Short exercise:
The listing below should be written out exactly; please include all of it.

Provided information:
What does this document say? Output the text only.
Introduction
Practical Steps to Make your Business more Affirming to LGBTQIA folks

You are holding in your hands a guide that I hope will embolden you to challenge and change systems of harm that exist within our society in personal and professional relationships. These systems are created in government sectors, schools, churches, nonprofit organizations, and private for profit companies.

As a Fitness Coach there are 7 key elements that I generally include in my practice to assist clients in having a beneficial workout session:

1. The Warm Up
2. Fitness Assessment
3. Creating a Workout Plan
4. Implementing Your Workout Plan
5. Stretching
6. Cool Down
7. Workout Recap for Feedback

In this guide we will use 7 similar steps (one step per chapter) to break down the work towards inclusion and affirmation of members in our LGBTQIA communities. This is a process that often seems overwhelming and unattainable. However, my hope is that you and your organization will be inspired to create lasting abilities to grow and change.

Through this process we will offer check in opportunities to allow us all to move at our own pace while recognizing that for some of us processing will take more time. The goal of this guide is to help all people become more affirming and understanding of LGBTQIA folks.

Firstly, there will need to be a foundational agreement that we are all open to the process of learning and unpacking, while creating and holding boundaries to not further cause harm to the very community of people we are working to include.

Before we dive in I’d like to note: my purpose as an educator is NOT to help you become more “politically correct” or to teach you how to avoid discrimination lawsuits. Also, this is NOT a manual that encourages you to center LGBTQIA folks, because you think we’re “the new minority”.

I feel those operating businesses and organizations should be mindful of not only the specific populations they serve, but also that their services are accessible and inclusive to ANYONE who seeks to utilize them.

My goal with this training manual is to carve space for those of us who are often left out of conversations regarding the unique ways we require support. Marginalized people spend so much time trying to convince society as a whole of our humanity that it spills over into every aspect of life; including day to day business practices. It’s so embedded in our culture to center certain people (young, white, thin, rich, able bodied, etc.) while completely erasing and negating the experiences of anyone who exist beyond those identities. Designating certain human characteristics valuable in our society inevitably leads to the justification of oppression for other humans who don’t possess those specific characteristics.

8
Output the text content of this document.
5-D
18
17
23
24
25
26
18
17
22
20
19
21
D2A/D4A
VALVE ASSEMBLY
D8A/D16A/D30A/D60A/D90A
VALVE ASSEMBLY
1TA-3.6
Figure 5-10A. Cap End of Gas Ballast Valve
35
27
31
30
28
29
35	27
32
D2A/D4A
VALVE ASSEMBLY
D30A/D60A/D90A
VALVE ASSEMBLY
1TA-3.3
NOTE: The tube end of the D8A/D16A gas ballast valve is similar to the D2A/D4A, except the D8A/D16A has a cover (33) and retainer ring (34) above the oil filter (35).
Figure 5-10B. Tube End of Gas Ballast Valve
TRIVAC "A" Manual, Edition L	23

Solved problem:
What does this document say? Output the text only.
Introduction
Practical Steps to Make your Business more Affirming to LGBTQIA folks

You are holding in your hands a guide that I hope will embolden you to challenge and change systems of harm that exist within our society in personal and professional relationships. These systems are created in government sectors, schools, churches, nonprofit organizations, and private for profit companies.

As a Fitness Coach there are 7 key elements that I generally include in my practice to assist clients in having a beneficial workout session:

1. The Warm Up
2. Fitness Assessment
3. Creating a Workout Plan
4. Implementing Your Workout Plan
5. Stretching
6. Cool Down
7. Workout Recap for Feedback

In this guide we will use 7 similar steps (one step per chapter) to break down the work towards inclusion and affirmation of members in our LGBTQIA communities. This is a process that often seems overwhelming and unattainable. However, my hope is that you and your organization will be inspired to create lasting abilities to grow and change.

Through this process we will offer check in opportunities to allow us all to move at our own pace while recognizing that for some of us processing will take more time. The goal of this guide is to help all people become more affirming and understanding of LGBTQIA folks.

Firstly, there will need to be a foundational agreement that we are all open to the process of learning and unpacking, while creating and holding boundaries to not further cause harm to the very community of people we are working to include.

Before we dive in I’d like to note: my purpose as an educator is NOT to help you become more “politically correct” or to teach you how to avoid discrimination lawsuits. Also, this is NOT a manual that encourages you to center LGBTQIA folks, because you think we’re “the new minority”.

I feel those operating businesses and organizations should be mindful of not only the specific populations they serve, but also that their services are accessible and inclusive to ANYONE who seeks to utilize them.

My goal with this training manual is to carve space for those of us who are often left out of conversations regarding the unique ways we require support. Marginalized people spend so much time trying to convince society as a whole of our humanity that it spills over into every aspect of life; including day to day business practices. It’s so embedded in our culture to center certain people (young, white, thin, rich, able bodied, etc.) while completely erasing and negating the experiences of anyone who exist beyond those identities. Designating certain human characteristics valuable in our society inevitably leads to the justification of oppression for other humans who don’t possess those specific characteristics.

8
Output the text content of this document.
5-D
18
17
23
24
25
26
18
17
22
20
19
21
D2A/D4A
VALVE ASSEMBLY
D8A/D16A/D30A/D60A/D90A
VALVE ASSEMBLY
1TA-3.6
Figure 5-10A. Cap End of Gas Ballast Valve
35
27
31
30
28
29
35	27
32
D2A/D4A
VALVE ASSEMBLY
D30A/D60A/D90A
VALVE ASSEMBLY
1TA-3.3
NOTE: The tube end of the D8A/D16A gas ballast valve is similar to the D2A/D4A, except the D8A/D16A has a cover (33) and retainer ring (34) above the oil filter (35).
Figure 5-10B. Tube End of Gas Ballast Valve
TRIVAC "A" Manual, Edition L	23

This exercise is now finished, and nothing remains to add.